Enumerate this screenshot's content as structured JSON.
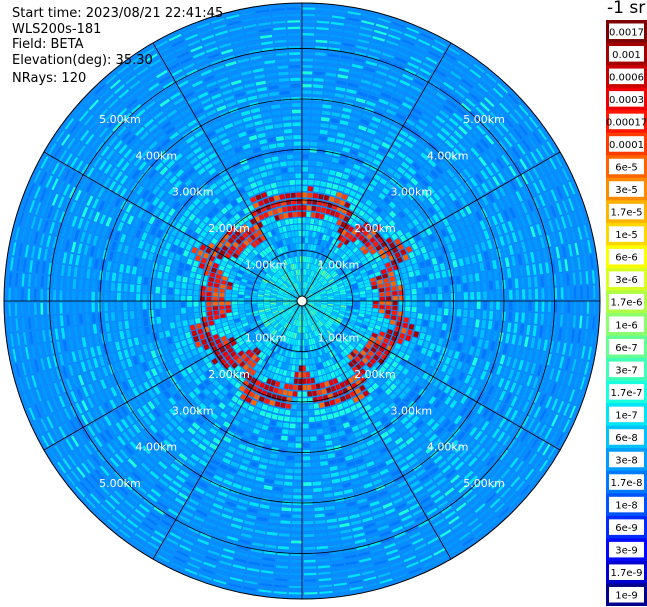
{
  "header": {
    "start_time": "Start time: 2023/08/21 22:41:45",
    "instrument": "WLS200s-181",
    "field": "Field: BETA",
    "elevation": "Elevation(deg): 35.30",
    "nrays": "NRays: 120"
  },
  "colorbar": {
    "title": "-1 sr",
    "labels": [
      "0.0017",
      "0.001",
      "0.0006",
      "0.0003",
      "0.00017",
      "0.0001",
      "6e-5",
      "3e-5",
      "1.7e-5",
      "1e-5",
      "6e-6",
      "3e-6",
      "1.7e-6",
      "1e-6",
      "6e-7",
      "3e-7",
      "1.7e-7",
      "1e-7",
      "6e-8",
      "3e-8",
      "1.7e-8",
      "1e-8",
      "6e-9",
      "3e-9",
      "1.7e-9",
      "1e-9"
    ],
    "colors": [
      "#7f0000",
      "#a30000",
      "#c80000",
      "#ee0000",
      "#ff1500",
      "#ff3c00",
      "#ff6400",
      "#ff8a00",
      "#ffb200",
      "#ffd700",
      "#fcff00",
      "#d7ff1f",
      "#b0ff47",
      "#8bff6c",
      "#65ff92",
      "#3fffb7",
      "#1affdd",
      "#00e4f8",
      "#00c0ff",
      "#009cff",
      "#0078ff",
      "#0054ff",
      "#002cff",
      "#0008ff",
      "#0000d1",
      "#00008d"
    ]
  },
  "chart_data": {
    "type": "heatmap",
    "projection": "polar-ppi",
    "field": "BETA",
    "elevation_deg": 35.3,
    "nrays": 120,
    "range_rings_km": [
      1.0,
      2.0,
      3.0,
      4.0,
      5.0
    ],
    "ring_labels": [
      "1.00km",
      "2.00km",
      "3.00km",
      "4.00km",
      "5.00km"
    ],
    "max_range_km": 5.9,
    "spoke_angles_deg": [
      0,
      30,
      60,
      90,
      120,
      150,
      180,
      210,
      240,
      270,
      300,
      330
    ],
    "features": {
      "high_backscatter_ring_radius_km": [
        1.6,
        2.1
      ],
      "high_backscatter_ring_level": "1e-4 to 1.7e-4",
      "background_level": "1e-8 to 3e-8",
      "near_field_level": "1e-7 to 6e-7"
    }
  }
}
□ □ □ □
WHAT YOU SHOULD DO:
None of the pictures should appear; repeat the records exactly otherwise.

EXERCISE SOLUTION:
Enumerate this screenshot's content as structured JSON.
{
  "header": {
    "start_time": "Start time: 2023/08/21 22:41:45",
    "instrument": "WLS200s-181",
    "field": "Field: BETA",
    "elevation": "Elevation(deg): 35.30",
    "nrays": "NRays: 120"
  },
  "colorbar": {
    "title": "-1 sr",
    "labels": [
      "0.0017",
      "0.001",
      "0.0006",
      "0.0003",
      "0.00017",
      "0.0001",
      "6e-5",
      "3e-5",
      "1.7e-5",
      "1e-5",
      "6e-6",
      "3e-6",
      "1.7e-6",
      "1e-6",
      "6e-7",
      "3e-7",
      "1.7e-7",
      "1e-7",
      "6e-8",
      "3e-8",
      "1.7e-8",
      "1e-8",
      "6e-9",
      "3e-9",
      "1.7e-9",
      "1e-9"
    ],
    "colors": [
      "#7f0000",
      "#a30000",
      "#c80000",
      "#ee0000",
      "#ff1500",
      "#ff3c00",
      "#ff6400",
      "#ff8a00",
      "#ffb200",
      "#ffd700",
      "#fcff00",
      "#d7ff1f",
      "#b0ff47",
      "#8bff6c",
      "#65ff92",
      "#3fffb7",
      "#1affdd",
      "#00e4f8",
      "#00c0ff",
      "#009cff",
      "#0078ff",
      "#0054ff",
      "#002cff",
      "#0008ff",
      "#0000d1",
      "#00008d"
    ]
  },
  "chart_data": {
    "type": "heatmap",
    "projection": "polar-ppi",
    "field": "BETA",
    "elevation_deg": 35.3,
    "nrays": 120,
    "range_rings_km": [
      1.0,
      2.0,
      3.0,
      4.0,
      5.0
    ],
    "ring_labels": [
      "1.00km",
      "2.00km",
      "3.00km",
      "4.00km",
      "5.00km"
    ],
    "max_range_km": 5.9,
    "spoke_angles_deg": [
      0,
      30,
      60,
      90,
      120,
      150,
      180,
      210,
      240,
      270,
      300,
      330
    ],
    "features": {
      "high_backscatter_ring_radius_km": [
        1.6,
        2.1
      ],
      "high_backscatter_ring_level": "1e-4 to 1.7e-4",
      "background_level": "1e-8 to 3e-8",
      "near_field_level": "1e-7 to 6e-7"
    }
  }
}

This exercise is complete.